**Records supplied**
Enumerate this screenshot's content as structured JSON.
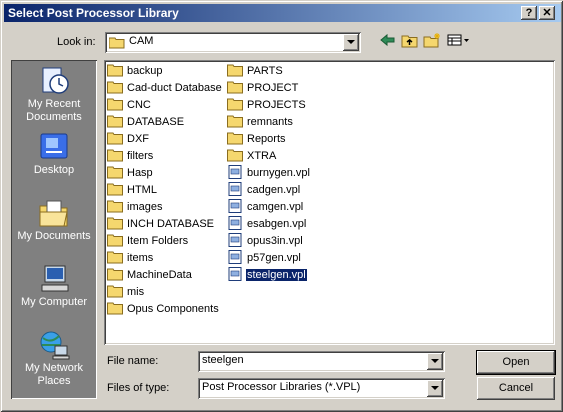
{
  "window": {
    "title": "Select Post Processor Library",
    "help_label": "?",
    "close_label": "✕"
  },
  "lookin": {
    "label": "Look in:",
    "value": "CAM"
  },
  "toolbar": {
    "back_icon": "back-arrow-icon",
    "up_icon": "up-folder-icon",
    "new_folder_icon": "new-folder-icon",
    "view_icon": "view-menu-icon"
  },
  "places": [
    {
      "label": "My Recent Documents",
      "icon": "recent-documents-icon"
    },
    {
      "label": "Desktop",
      "icon": "desktop-icon"
    },
    {
      "label": "My Documents",
      "icon": "my-documents-icon"
    },
    {
      "label": "My Computer",
      "icon": "my-computer-icon"
    },
    {
      "label": "My Network Places",
      "icon": "network-places-icon"
    }
  ],
  "files": {
    "col1": [
      "backup",
      "Cad-duct Database",
      "CNC",
      "DATABASE",
      "DXF",
      "filters",
      "Hasp",
      "HTML",
      "images",
      "INCH DATABASE",
      "Item Folders",
      "items",
      "MachineData",
      "mis",
      "Opus Components"
    ],
    "col2_folders": [
      "PARTS",
      "PROJECT",
      "PROJECTS",
      "remnants",
      "Reports",
      "XTRA"
    ],
    "col2_files": [
      "burnygen.vpl",
      "cadgen.vpl",
      "camgen.vpl",
      "esabgen.vpl",
      "opus3in.vpl",
      "p57gen.vpl",
      "steelgen.vpl"
    ],
    "selected": "steelgen.vpl"
  },
  "filename": {
    "label": "File name:",
    "value": "steelgen"
  },
  "filetype": {
    "label": "Files of type:",
    "value": "Post Processor Libraries (*.VPL)"
  },
  "buttons": {
    "open": "Open",
    "cancel": "Cancel"
  },
  "colors": {
    "titlebar_start": "#0a246a",
    "titlebar_end": "#a6caf0",
    "selection": "#0a246a",
    "folder": "#f5d76e"
  }
}
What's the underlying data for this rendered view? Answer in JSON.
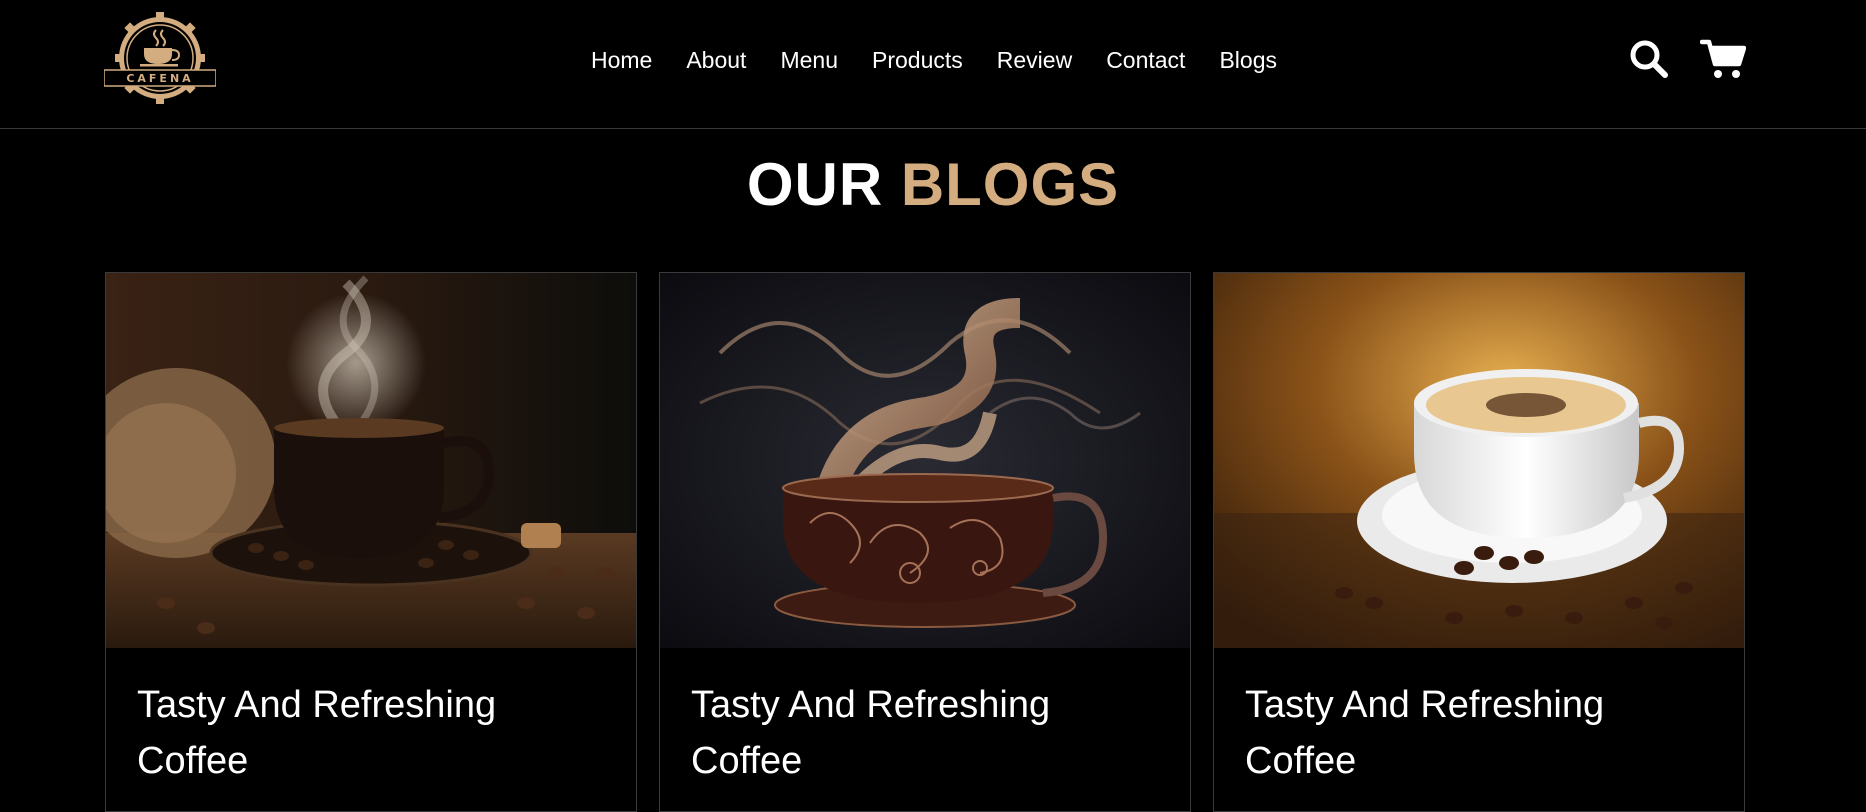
{
  "brand": {
    "logo_text": "CAFENA"
  },
  "nav": {
    "items": [
      {
        "label": "Home"
      },
      {
        "label": "About"
      },
      {
        "label": "Menu"
      },
      {
        "label": "Products"
      },
      {
        "label": "Review"
      },
      {
        "label": "Contact"
      },
      {
        "label": "Blogs"
      }
    ]
  },
  "header_icons": {
    "search": "search-icon",
    "cart": "cart-icon"
  },
  "section": {
    "title_main": "OUR",
    "title_accent": "BLOGS"
  },
  "blogs": [
    {
      "title": "Tasty And Refreshing Coffee",
      "image": "coffee-cup-beans-steam"
    },
    {
      "title": "Tasty And Refreshing Coffee",
      "image": "ornate-cup-swirling-smoke"
    },
    {
      "title": "Tasty And Refreshing Coffee",
      "image": "white-cappuccino-cup"
    }
  ],
  "colors": {
    "accent": "#d3ad7f",
    "background": "#000000",
    "border": "#3a3a3a"
  }
}
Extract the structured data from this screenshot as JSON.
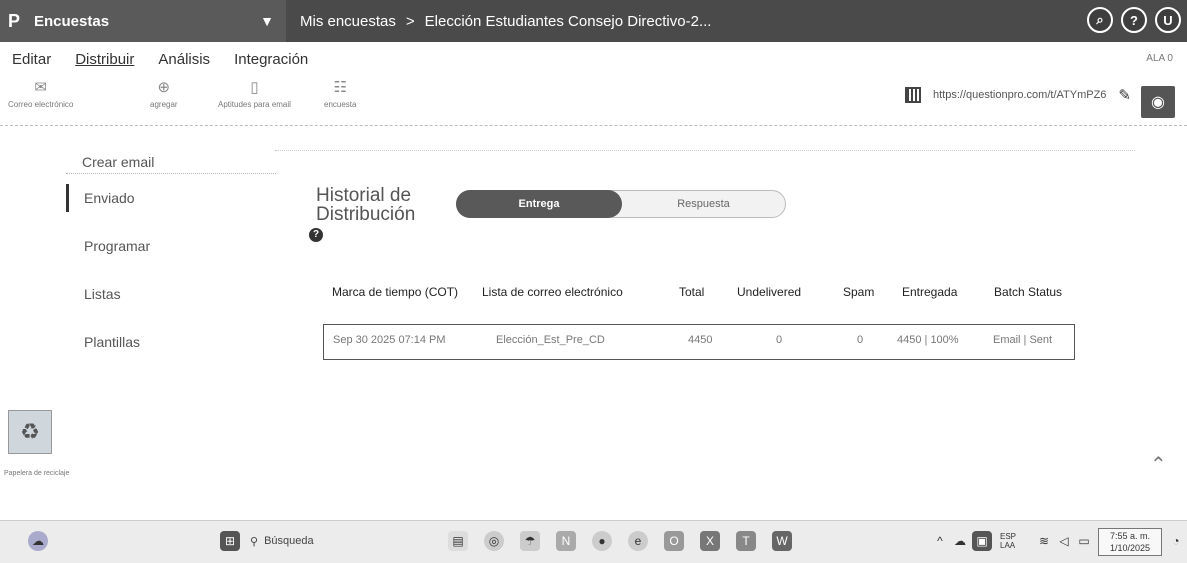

**Exercise**
Copy and report every line where the word "structured" is present.

**The solution**
Enumerate this screenshot's content as structured JSON.
Extract the structured data from this screenshot as JSON.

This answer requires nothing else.